▶ **The task**: All records are to be reproduced verbatim, with images omitted.

▶ **Dataset rows of page text**:
+===+
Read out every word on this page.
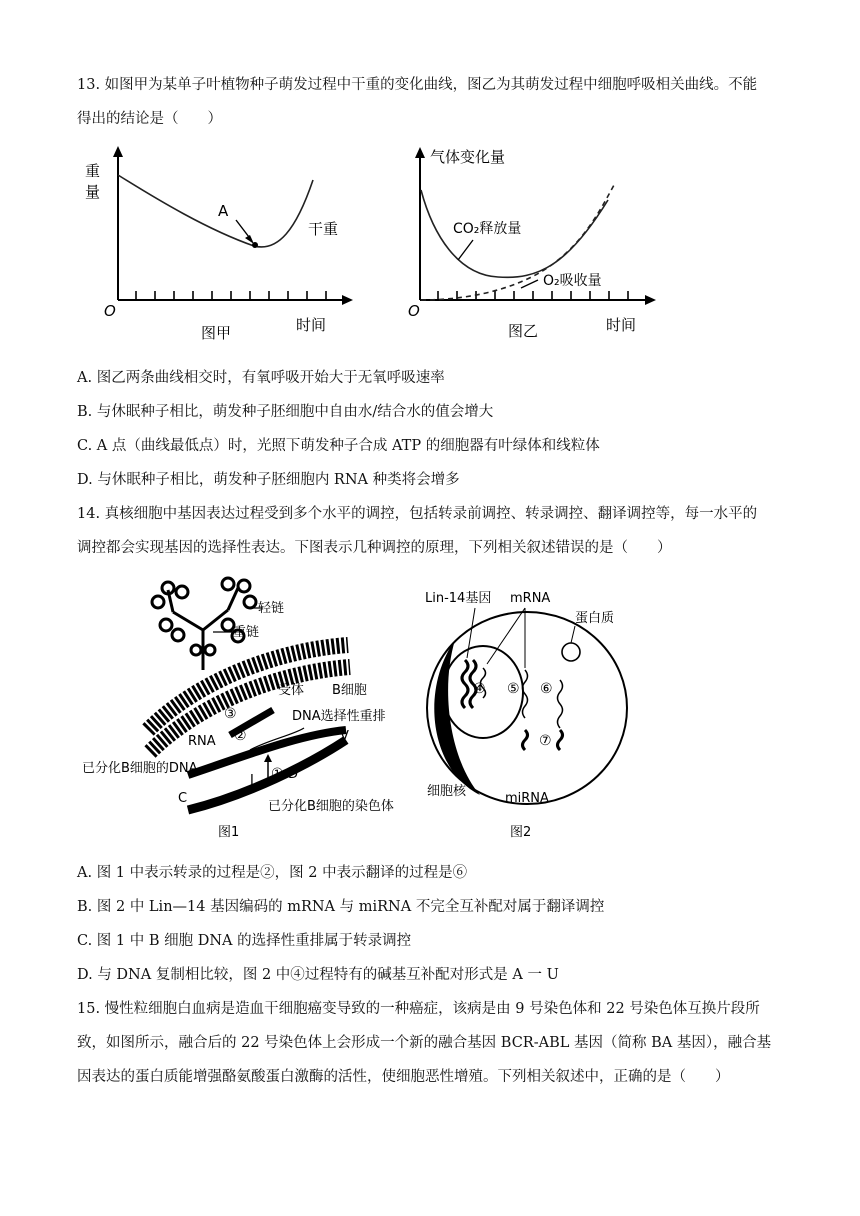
13. 如图甲为某单子叶植物种子萌发过程中干重的变化曲线，图乙为其萌发过程中细胞呼吸相关曲线。不能
得出的结论是（　　）
A
干重
重
量
O
时间
图甲
气体变化量
CO₂释放量
O₂吸收量
O
时间
图乙
A. 图乙两条曲线相交时，有氧呼吸开始大于无氧呼吸速率
B. 与休眠种子相比，萌发种子胚细胞中自由水/结合水的值会增大
C. A 点（曲线最低点）时，光照下萌发种子合成 ATP 的细胞器有叶绿体和线粒体
D. 与休眠种子相比，萌发种子胚细胞内 RNA 种类将会增多
14. 真核细胞中基因表达过程受到多个水平的调控，包括转录前调控、转录调控、翻译调控等，每一水平的
调控都会实现基因的选择性表达。下图表示几种调控的原理，下列相关叙述错误的是（　　）
轻链
重链
受体 B细胞
③
②
RNA
DNA选择性重排
V
① D
J
C
已分化B细胞的DNA
已分化B细胞的染色体
图1
Lin-14基因 mRNA
蛋白质
④ ⑤ ⑥
⑦
细胞核	miRNA
图2
A. 图 1 中表示转录的过程是②，图 2 中表示翻译的过程是⑥
B. 图 2 中 Lin—14 基因编码的 mRNA 与 miRNA 不完全互补配对属于翻译调控
C. 图 1 中 B 细胞 DNA 的选择性重排属于转录调控
D. 与 DNA 复制相比较，图 2 中④过程特有的碱基互补配对形式是 A 一 U
15. 慢性粒细胞白血病是造血干细胞癌变导致的一种癌症，该病是由 9 号染色体和 22 号染色体互换片段所
致，如图所示，融合后的 22 号染色体上会形成一个新的融合基因 BCR-ABL 基因（简称 BA 基因），融合基
因表达的蛋白质能增强酪氨酸蛋白激酶的活性，使细胞恶性增殖。下列相关叙述中，正确的是（　　）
+===+
▶ **Answer box**:
Read out every word on this page.
13. 如图甲为某单子叶植物种子萌发过程中干重的变化曲线，图乙为其萌发过程中细胞呼吸相关曲线。不能
得出的结论是（　　）
A
干重
重
量
O
时间
图甲
气体变化量
CO₂释放量
O₂吸收量
O
时间
图乙
A. 图乙两条曲线相交时，有氧呼吸开始大于无氧呼吸速率
B. 与休眠种子相比，萌发种子胚细胞中自由水/结合水的值会增大
C. A 点（曲线最低点）时，光照下萌发种子合成 ATP 的细胞器有叶绿体和线粒体
D. 与休眠种子相比，萌发种子胚细胞内 RNA 种类将会增多
14. 真核细胞中基因表达过程受到多个水平的调控，包括转录前调控、转录调控、翻译调控等，每一水平的
调控都会实现基因的选择性表达。下图表示几种调控的原理，下列相关叙述错误的是（　　）
轻链
重链
受体 B细胞
③
②
RNA
DNA选择性重排
V
① D
J
C
已分化B细胞的DNA
已分化B细胞的染色体
图1
Lin-14基因 mRNA
蛋白质
④ ⑤ ⑥
⑦
细胞核	miRNA
图2
A. 图 1 中表示转录的过程是②，图 2 中表示翻译的过程是⑥
B. 图 2 中 Lin—14 基因编码的 mRNA 与 miRNA 不完全互补配对属于翻译调控
C. 图 1 中 B 细胞 DNA 的选择性重排属于转录调控
D. 与 DNA 复制相比较，图 2 中④过程特有的碱基互补配对形式是 A 一 U
15. 慢性粒细胞白血病是造血干细胞癌变导致的一种癌症，该病是由 9 号染色体和 22 号染色体互换片段所
致，如图所示，融合后的 22 号染色体上会形成一个新的融合基因 BCR-ABL 基因（简称 BA 基因），融合基
因表达的蛋白质能增强酪氨酸蛋白激酶的活性，使细胞恶性增殖。下列相关叙述中，正确的是（　　）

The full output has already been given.